───── The input ─────

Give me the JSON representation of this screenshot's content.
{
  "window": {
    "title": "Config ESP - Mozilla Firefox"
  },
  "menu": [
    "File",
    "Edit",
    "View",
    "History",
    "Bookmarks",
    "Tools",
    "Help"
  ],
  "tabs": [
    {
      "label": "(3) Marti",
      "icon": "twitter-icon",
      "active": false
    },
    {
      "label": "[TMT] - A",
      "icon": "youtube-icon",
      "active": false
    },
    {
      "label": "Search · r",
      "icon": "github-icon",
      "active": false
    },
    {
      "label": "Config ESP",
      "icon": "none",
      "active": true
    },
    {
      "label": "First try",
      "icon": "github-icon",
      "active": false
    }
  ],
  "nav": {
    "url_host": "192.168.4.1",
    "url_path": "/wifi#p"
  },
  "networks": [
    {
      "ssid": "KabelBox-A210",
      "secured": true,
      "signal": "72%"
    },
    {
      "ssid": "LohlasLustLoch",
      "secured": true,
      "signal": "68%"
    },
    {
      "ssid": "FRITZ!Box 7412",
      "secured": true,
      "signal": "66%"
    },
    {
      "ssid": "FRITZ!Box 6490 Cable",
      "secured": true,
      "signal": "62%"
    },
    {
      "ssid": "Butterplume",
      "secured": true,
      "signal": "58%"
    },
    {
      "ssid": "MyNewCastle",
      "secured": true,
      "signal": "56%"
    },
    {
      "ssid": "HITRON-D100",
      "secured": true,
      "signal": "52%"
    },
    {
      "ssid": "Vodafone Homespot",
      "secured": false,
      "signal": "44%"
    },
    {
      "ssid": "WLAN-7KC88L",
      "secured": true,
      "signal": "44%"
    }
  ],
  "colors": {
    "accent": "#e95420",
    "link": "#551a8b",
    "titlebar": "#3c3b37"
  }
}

─────

Description of the task: Extract every entry in the listing word for word.

Task answer:
Give me the JSON representation of this screenshot's content.
{
  "window": {
    "title": "Config ESP - Mozilla Firefox"
  },
  "menu": [
    "File",
    "Edit",
    "View",
    "History",
    "Bookmarks",
    "Tools",
    "Help"
  ],
  "tabs": [
    {
      "label": "(3) Marti",
      "icon": "twitter-icon",
      "active": false
    },
    {
      "label": "[TMT] - A",
      "icon": "youtube-icon",
      "active": false
    },
    {
      "label": "Search · r",
      "icon": "github-icon",
      "active": false
    },
    {
      "label": "Config ESP",
      "icon": "none",
      "active": true
    },
    {
      "label": "First try",
      "icon": "github-icon",
      "active": false
    }
  ],
  "nav": {
    "url_host": "192.168.4.1",
    "url_path": "/wifi#p"
  },
  "networks": [
    {
      "ssid": "KabelBox-A210",
      "secured": true,
      "signal": "72%"
    },
    {
      "ssid": "LohlasLustLoch",
      "secured": true,
      "signal": "68%"
    },
    {
      "ssid": "FRITZ!Box 7412",
      "secured": true,
      "signal": "66%"
    },
    {
      "ssid": "FRITZ!Box 6490 Cable",
      "secured": true,
      "signal": "62%"
    },
    {
      "ssid": "Butterplume",
      "secured": true,
      "signal": "58%"
    },
    {
      "ssid": "MyNewCastle",
      "secured": true,
      "signal": "56%"
    },
    {
      "ssid": "HITRON-D100",
      "secured": true,
      "signal": "52%"
    },
    {
      "ssid": "Vodafone Homespot",
      "secured": false,
      "signal": "44%"
    },
    {
      "ssid": "WLAN-7KC88L",
      "secured": true,
      "signal": "44%"
    }
  ],
  "colors": {
    "accent": "#e95420",
    "link": "#551a8b",
    "titlebar": "#3c3b37"
  }
}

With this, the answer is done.